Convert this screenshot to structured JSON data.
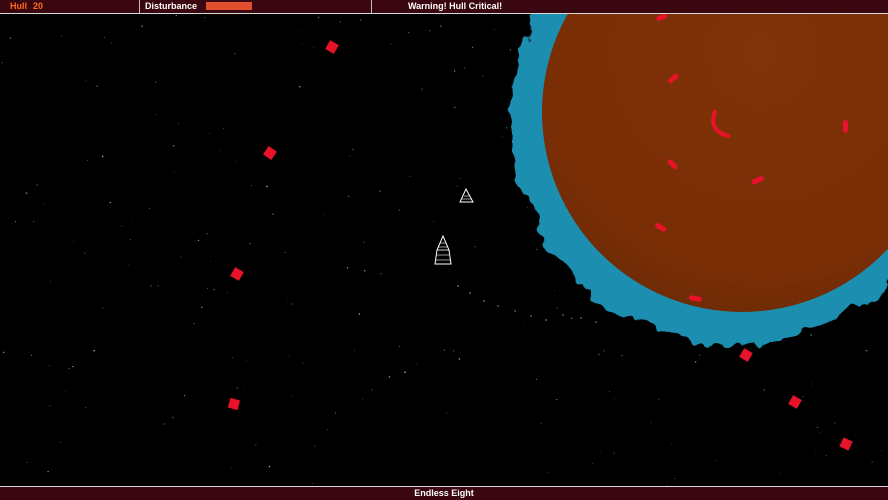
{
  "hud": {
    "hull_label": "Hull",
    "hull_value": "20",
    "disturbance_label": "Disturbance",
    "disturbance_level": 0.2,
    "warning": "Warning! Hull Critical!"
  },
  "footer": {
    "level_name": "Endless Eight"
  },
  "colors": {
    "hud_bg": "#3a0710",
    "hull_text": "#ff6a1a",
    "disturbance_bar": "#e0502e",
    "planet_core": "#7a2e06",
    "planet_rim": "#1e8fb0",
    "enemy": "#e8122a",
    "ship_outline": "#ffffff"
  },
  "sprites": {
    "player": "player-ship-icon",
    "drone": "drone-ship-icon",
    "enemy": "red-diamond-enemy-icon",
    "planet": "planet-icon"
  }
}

▶ **WORK INSTRUCTIONS**:
Omit every picture, and otherwise quote the entries exactly.

▶ **OUTPUT FOR THIS TASK**:
Convert this screenshot to structured JSON data.
{
  "hud": {
    "hull_label": "Hull",
    "hull_value": "20",
    "disturbance_label": "Disturbance",
    "disturbance_level": 0.2,
    "warning": "Warning! Hull Critical!"
  },
  "footer": {
    "level_name": "Endless Eight"
  },
  "colors": {
    "hud_bg": "#3a0710",
    "hull_text": "#ff6a1a",
    "disturbance_bar": "#e0502e",
    "planet_core": "#7a2e06",
    "planet_rim": "#1e8fb0",
    "enemy": "#e8122a",
    "ship_outline": "#ffffff"
  },
  "sprites": {
    "player": "player-ship-icon",
    "drone": "drone-ship-icon",
    "enemy": "red-diamond-enemy-icon",
    "planet": "planet-icon"
  }
}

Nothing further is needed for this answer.